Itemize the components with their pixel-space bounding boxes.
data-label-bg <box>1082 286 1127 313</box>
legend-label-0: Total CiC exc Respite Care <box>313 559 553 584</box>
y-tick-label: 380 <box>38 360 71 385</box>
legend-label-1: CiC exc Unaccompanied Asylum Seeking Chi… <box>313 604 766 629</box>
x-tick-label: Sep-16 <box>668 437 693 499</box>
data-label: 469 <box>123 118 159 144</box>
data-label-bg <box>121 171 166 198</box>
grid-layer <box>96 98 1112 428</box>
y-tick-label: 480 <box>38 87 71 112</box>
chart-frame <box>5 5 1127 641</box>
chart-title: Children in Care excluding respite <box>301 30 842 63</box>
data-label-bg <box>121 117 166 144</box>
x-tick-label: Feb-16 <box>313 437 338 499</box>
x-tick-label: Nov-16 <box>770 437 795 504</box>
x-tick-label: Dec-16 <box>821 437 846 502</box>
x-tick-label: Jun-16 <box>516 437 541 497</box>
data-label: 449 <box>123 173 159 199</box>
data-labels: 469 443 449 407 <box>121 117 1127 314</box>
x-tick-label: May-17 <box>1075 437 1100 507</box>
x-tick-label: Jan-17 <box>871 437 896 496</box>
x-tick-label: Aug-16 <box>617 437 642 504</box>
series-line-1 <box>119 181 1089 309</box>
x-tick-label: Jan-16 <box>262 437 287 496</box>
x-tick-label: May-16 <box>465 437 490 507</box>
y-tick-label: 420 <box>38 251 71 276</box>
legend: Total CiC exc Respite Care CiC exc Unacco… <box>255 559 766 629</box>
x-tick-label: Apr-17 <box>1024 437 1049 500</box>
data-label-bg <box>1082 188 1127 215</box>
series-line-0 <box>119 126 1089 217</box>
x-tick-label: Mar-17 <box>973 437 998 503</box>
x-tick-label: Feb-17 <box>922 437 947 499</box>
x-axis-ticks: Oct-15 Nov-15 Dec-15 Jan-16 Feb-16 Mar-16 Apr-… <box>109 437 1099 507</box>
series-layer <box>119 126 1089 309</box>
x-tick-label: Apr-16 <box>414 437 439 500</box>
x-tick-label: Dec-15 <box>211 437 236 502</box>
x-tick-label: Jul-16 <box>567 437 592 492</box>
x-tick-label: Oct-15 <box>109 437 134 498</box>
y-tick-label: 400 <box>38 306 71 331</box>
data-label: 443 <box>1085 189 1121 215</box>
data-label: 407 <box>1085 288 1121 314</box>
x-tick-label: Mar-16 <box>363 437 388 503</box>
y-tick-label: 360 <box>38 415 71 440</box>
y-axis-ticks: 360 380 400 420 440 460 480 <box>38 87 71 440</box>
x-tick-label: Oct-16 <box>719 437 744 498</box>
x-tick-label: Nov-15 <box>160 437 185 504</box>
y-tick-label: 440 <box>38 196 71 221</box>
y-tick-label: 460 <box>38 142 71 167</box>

◇ ◇ ◇ ◇ ◇

## WHAT THE TASK ASKS
Reproduce the data verbatim from its first line through the line containing "y-tick-label: 440 <box>38 196 71 221</box>", including that line.

## RESPONSE TO THIS TASK
Itemize the components with their pixel-space bounding boxes.
data-label-bg <box>1082 286 1127 313</box>
legend-label-0: Total CiC exc Respite Care <box>313 559 553 584</box>
y-tick-label: 380 <box>38 360 71 385</box>
legend-label-1: CiC exc Unaccompanied Asylum Seeking Chi… <box>313 604 766 629</box>
x-tick-label: Sep-16 <box>668 437 693 499</box>
data-label: 469 <box>123 118 159 144</box>
data-label-bg <box>121 171 166 198</box>
grid-layer <box>96 98 1112 428</box>
y-tick-label: 480 <box>38 87 71 112</box>
chart-frame <box>5 5 1127 641</box>
chart-title: Children in Care excluding respite <box>301 30 842 63</box>
data-label-bg <box>121 117 166 144</box>
x-tick-label: Feb-16 <box>313 437 338 499</box>
x-tick-label: Nov-16 <box>770 437 795 504</box>
x-tick-label: Dec-16 <box>821 437 846 502</box>
x-tick-label: Jun-16 <box>516 437 541 497</box>
data-label: 449 <box>123 173 159 199</box>
data-labels: 469 443 449 407 <box>121 117 1127 314</box>
x-tick-label: May-17 <box>1075 437 1100 507</box>
x-tick-label: Jan-17 <box>871 437 896 496</box>
x-tick-label: Aug-16 <box>617 437 642 504</box>
series-line-1 <box>119 181 1089 309</box>
x-tick-label: Jan-16 <box>262 437 287 496</box>
x-tick-label: May-16 <box>465 437 490 507</box>
y-tick-label: 420 <box>38 251 71 276</box>
legend: Total CiC exc Respite Care CiC exc Unacco… <box>255 559 766 629</box>
x-tick-label: Apr-17 <box>1024 437 1049 500</box>
data-label-bg <box>1082 188 1127 215</box>
series-line-0 <box>119 126 1089 217</box>
x-tick-label: Mar-17 <box>973 437 998 503</box>
x-tick-label: Feb-17 <box>922 437 947 499</box>
x-axis-ticks: Oct-15 Nov-15 Dec-15 Jan-16 Feb-16 Mar-16 Apr-… <box>109 437 1099 507</box>
series-layer <box>119 126 1089 309</box>
x-tick-label: Apr-16 <box>414 437 439 500</box>
x-tick-label: Dec-15 <box>211 437 236 502</box>
x-tick-label: Jul-16 <box>567 437 592 492</box>
x-tick-label: Oct-15 <box>109 437 134 498</box>
y-tick-label: 400 <box>38 306 71 331</box>
data-label: 443 <box>1085 189 1121 215</box>
data-label: 407 <box>1085 288 1121 314</box>
x-tick-label: Mar-16 <box>363 437 388 503</box>
y-tick-label: 360 <box>38 415 71 440</box>
y-axis-ticks: 360 380 400 420 440 460 480 <box>38 87 71 440</box>
x-tick-label: Oct-16 <box>719 437 744 498</box>
x-tick-label: Nov-15 <box>160 437 185 504</box>
y-tick-label: 440 <box>38 196 71 221</box>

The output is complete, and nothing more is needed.